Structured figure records
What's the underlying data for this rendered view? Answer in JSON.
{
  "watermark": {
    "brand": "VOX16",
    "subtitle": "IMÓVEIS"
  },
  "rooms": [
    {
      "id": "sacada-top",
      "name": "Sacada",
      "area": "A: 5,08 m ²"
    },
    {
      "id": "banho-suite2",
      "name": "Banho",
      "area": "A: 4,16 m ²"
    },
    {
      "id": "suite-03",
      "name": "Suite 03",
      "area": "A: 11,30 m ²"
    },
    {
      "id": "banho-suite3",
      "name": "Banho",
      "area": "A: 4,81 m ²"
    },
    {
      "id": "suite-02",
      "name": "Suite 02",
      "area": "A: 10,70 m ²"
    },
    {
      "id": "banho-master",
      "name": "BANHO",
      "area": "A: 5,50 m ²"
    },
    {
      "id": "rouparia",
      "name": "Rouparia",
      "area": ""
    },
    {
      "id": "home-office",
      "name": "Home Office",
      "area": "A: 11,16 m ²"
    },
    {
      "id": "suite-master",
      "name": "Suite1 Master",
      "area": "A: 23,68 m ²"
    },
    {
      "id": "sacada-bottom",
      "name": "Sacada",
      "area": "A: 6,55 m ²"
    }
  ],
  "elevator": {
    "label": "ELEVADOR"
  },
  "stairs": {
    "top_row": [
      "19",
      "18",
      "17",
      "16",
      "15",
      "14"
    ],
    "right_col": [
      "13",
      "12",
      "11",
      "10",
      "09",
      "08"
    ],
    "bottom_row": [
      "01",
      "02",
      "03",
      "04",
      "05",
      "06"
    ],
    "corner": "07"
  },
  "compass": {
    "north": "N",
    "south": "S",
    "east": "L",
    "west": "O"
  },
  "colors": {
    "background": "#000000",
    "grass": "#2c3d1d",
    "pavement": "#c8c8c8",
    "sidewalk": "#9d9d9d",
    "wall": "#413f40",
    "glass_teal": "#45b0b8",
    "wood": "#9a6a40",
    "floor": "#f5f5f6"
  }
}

WORK INSTRUCTIONS – Find the string "area" in the entries above and return each line that holds it.

ANSWER TO THE TASK –
      "area": "A: 5,08 m ²"
      "area": "A: 4,16 m ²"
      "area": "A: 11,30 m ²"
      "area": "A: 4,81 m ²"
      "area": "A: 10,70 m ²"
      "area": "A: 5,50 m ²"
      "area": ""
      "area": "A: 11,16 m ²"
      "area": "A: 23,68 m ²"
      "area": "A: 6,55 m ²"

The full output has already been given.